DATA SHOWN —
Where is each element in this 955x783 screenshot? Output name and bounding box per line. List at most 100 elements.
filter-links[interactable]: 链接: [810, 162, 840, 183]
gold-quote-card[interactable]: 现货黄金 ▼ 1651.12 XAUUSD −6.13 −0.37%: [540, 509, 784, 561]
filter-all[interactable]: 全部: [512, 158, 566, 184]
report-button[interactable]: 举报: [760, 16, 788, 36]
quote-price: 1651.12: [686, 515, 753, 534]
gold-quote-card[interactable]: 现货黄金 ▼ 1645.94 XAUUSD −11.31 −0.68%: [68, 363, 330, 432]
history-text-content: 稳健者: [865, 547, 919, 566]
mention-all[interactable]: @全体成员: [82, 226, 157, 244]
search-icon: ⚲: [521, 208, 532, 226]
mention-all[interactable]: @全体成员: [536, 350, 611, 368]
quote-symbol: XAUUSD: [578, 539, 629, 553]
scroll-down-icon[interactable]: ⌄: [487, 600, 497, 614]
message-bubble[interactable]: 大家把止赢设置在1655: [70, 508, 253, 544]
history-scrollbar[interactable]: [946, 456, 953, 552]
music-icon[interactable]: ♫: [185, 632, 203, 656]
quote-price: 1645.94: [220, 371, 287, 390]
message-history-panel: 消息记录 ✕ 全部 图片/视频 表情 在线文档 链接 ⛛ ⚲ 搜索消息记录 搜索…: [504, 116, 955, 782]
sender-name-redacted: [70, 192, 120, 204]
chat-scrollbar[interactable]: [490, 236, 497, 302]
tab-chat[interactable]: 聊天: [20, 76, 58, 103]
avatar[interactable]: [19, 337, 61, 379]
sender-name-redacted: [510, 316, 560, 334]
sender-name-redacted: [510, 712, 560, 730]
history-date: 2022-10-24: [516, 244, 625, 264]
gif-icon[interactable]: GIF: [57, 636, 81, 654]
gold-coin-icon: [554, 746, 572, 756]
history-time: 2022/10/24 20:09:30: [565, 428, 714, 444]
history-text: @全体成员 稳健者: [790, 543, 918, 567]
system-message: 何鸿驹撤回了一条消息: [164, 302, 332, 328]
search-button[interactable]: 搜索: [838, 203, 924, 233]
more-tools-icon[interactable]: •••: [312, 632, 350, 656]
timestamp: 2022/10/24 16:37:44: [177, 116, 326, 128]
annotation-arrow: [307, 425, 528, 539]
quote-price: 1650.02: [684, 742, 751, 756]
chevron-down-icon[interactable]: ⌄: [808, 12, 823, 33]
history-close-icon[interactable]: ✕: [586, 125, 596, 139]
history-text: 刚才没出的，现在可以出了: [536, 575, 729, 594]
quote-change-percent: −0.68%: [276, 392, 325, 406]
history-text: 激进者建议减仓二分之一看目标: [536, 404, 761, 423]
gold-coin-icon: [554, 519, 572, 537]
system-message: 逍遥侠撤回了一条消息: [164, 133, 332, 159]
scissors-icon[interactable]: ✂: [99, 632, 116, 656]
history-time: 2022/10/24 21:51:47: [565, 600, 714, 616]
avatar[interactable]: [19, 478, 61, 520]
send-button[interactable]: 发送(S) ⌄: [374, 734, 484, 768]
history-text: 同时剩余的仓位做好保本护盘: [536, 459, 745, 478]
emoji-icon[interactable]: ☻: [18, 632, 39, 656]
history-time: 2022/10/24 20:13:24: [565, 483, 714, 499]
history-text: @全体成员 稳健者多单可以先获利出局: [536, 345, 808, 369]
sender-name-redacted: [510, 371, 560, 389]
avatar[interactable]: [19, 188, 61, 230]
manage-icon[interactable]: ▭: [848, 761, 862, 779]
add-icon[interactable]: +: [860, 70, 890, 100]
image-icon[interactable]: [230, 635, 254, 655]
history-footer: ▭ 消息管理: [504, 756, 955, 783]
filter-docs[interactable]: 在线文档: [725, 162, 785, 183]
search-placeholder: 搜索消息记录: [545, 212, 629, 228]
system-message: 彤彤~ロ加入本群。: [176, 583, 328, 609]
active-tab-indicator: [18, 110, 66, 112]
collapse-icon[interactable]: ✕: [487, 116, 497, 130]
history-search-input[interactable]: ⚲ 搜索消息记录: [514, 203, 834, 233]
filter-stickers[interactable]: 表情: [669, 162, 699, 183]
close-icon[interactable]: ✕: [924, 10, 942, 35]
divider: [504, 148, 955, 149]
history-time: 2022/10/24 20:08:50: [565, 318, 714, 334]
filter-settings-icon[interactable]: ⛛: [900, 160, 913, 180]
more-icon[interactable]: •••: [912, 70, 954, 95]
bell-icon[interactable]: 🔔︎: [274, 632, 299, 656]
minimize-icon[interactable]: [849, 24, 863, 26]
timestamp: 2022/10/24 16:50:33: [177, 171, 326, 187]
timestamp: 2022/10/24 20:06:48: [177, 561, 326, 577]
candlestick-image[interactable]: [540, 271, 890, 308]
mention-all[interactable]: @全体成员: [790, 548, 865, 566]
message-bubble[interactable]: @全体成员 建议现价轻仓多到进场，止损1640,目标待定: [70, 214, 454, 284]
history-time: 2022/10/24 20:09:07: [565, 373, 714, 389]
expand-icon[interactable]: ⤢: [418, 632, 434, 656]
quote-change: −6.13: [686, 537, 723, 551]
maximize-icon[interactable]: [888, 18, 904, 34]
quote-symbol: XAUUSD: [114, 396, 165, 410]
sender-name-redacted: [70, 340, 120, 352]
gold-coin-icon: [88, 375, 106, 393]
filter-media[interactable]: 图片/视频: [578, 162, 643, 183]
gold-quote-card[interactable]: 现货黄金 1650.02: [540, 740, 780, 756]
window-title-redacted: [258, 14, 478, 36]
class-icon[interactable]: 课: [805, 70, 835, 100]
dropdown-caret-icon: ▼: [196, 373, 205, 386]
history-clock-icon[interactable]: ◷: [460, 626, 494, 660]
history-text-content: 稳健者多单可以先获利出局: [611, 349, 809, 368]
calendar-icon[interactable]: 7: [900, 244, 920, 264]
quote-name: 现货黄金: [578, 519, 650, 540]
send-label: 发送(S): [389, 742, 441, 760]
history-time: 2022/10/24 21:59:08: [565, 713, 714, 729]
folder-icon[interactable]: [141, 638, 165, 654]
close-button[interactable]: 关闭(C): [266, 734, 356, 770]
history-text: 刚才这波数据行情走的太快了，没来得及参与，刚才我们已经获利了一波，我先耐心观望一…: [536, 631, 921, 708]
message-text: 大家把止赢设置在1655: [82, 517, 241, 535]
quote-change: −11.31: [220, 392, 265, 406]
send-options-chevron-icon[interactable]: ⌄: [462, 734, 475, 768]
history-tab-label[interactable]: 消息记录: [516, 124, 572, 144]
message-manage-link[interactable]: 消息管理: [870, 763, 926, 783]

YOUR GOAL — Reproduce every line of the records above, character for character, with nothing altered or left out.

THE OUTPUT —
Where is each element in this 955x783 screenshot? Output name and bounding box per line. List at most 100 elements.
filter-links[interactable]: 链接: [810, 162, 840, 183]
gold-quote-card[interactable]: 现货黄金 ▼ 1651.12 XAUUSD −6.13 −0.37%: [540, 509, 784, 561]
filter-all[interactable]: 全部: [512, 158, 566, 184]
report-button[interactable]: 举报: [760, 16, 788, 36]
quote-price: 1651.12: [686, 515, 753, 534]
gold-quote-card[interactable]: 现货黄金 ▼ 1645.94 XAUUSD −11.31 −0.68%: [68, 363, 330, 432]
history-text-content: 稳健者: [865, 547, 919, 566]
mention-all[interactable]: @全体成员: [82, 226, 157, 244]
search-icon: ⚲: [521, 208, 532, 226]
mention-all[interactable]: @全体成员: [536, 350, 611, 368]
quote-symbol: XAUUSD: [578, 539, 629, 553]
scroll-down-icon[interactable]: ⌄: [487, 600, 497, 614]
message-bubble[interactable]: 大家把止赢设置在1655: [70, 508, 253, 544]
history-scrollbar[interactable]: [946, 456, 953, 552]
music-icon[interactable]: ♫: [185, 632, 203, 656]
quote-price: 1645.94: [220, 371, 287, 390]
message-history-panel: 消息记录 ✕ 全部 图片/视频 表情 在线文档 链接 ⛛ ⚲ 搜索消息记录 搜索…: [504, 116, 955, 782]
sender-name-redacted: [70, 192, 120, 204]
chat-scrollbar[interactable]: [490, 236, 497, 302]
tab-chat[interactable]: 聊天: [20, 76, 58, 103]
avatar[interactable]: [19, 337, 61, 379]
sender-name-redacted: [510, 316, 560, 334]
sender-name-redacted: [510, 712, 560, 730]
history-date: 2022-10-24: [516, 244, 625, 264]
gif-icon[interactable]: GIF: [57, 636, 81, 654]
gold-coin-icon: [554, 746, 572, 756]
history-time: 2022/10/24 20:09:30: [565, 428, 714, 444]
history-text: @全体成员 稳健者: [790, 543, 918, 567]
system-message: 何鸿驹撤回了一条消息: [164, 302, 332, 328]
search-button[interactable]: 搜索: [838, 203, 924, 233]
more-tools-icon[interactable]: •••: [312, 632, 350, 656]
timestamp: 2022/10/24 16:37:44: [177, 116, 326, 128]
annotation-arrow: [307, 425, 528, 539]
quote-price: 1650.02: [684, 742, 751, 756]
chevron-down-icon[interactable]: ⌄: [808, 12, 823, 33]
history-close-icon[interactable]: ✕: [586, 125, 596, 139]
history-text: 刚才没出的，现在可以出了: [536, 575, 729, 594]
quote-change-percent: −0.68%: [276, 392, 325, 406]
history-text: 激进者建议减仓二分之一看目标: [536, 404, 761, 423]
gold-coin-icon: [554, 519, 572, 537]
system-message: 逍遥侠撤回了一条消息: [164, 133, 332, 159]
scissors-icon[interactable]: ✂: [99, 632, 116, 656]
history-time: 2022/10/24 21:51:47: [565, 600, 714, 616]
avatar[interactable]: [19, 478, 61, 520]
send-button[interactable]: 发送(S) ⌄: [374, 734, 484, 768]
history-text: 同时剩余的仓位做好保本护盘: [536, 459, 745, 478]
emoji-icon[interactable]: ☻: [18, 632, 39, 656]
history-time: 2022/10/24 20:13:24: [565, 483, 714, 499]
history-text: @全体成员 稳健者多单可以先获利出局: [536, 345, 808, 369]
sender-name-redacted: [510, 371, 560, 389]
avatar[interactable]: [19, 188, 61, 230]
manage-icon[interactable]: ▭: [848, 761, 862, 779]
add-icon[interactable]: +: [860, 70, 890, 100]
image-icon[interactable]: [230, 635, 254, 655]
history-footer: ▭ 消息管理: [504, 756, 955, 783]
filter-docs[interactable]: 在线文档: [725, 162, 785, 183]
search-placeholder: 搜索消息记录: [545, 212, 629, 228]
system-message: 彤彤~ロ加入本群。: [176, 583, 328, 609]
active-tab-indicator: [18, 110, 66, 112]
collapse-icon[interactable]: ✕: [487, 116, 497, 130]
history-search-input[interactable]: ⚲ 搜索消息记录: [514, 203, 834, 233]
filter-stickers[interactable]: 表情: [669, 162, 699, 183]
close-icon[interactable]: ✕: [924, 10, 942, 35]
divider: [504, 148, 955, 149]
history-time: 2022/10/24 20:08:50: [565, 318, 714, 334]
filter-settings-icon[interactable]: ⛛: [900, 160, 913, 180]
more-icon[interactable]: •••: [912, 70, 954, 95]
bell-icon[interactable]: 🔔︎: [274, 632, 299, 656]
minimize-icon[interactable]: [849, 24, 863, 26]
timestamp: 2022/10/24 16:50:33: [177, 171, 326, 187]
timestamp: 2022/10/24 20:06:48: [177, 561, 326, 577]
candlestick-image[interactable]: [540, 271, 890, 308]
mention-all[interactable]: @全体成员: [790, 548, 865, 566]
message-bubble[interactable]: @全体成员 建议现价轻仓多到进场，止损1640,目标待定: [70, 214, 454, 284]
history-time: 2022/10/24 20:09:07: [565, 373, 714, 389]
expand-icon[interactable]: ⤢: [418, 632, 434, 656]
quote-change: −6.13: [686, 537, 723, 551]
maximize-icon[interactable]: [888, 18, 904, 34]
quote-symbol: XAUUSD: [114, 396, 165, 410]
sender-name-redacted: [70, 340, 120, 352]
gold-coin-icon: [88, 375, 106, 393]
filter-media[interactable]: 图片/视频: [578, 162, 643, 183]
gold-quote-card[interactable]: 现货黄金 1650.02: [540, 740, 780, 756]
window-title-redacted: [258, 14, 478, 36]
class-icon[interactable]: 课: [805, 70, 835, 100]
dropdown-caret-icon: ▼: [196, 373, 205, 386]
history-clock-icon[interactable]: ◷: [460, 626, 494, 660]
history-text-content: 稳健者多单可以先获利出局: [611, 349, 809, 368]
calendar-icon[interactable]: 7: [900, 244, 920, 264]
quote-name: 现货黄金: [578, 519, 650, 540]
send-label: 发送(S): [389, 742, 441, 760]
history-time: 2022/10/24 21:59:08: [565, 713, 714, 729]
folder-icon[interactable]: [141, 638, 165, 654]
close-button[interactable]: 关闭(C): [266, 734, 356, 770]
history-text: 刚才这波数据行情走的太快了，没来得及参与，刚才我们已经获利了一波，我先耐心观望一…: [536, 631, 921, 708]
message-text: 大家把止赢设置在1655: [82, 517, 241, 535]
quote-change: −11.31: [220, 392, 265, 406]
send-options-chevron-icon[interactable]: ⌄: [462, 734, 475, 768]
history-tab-label[interactable]: 消息记录: [516, 124, 572, 144]
message-manage-link[interactable]: 消息管理: [870, 763, 926, 783]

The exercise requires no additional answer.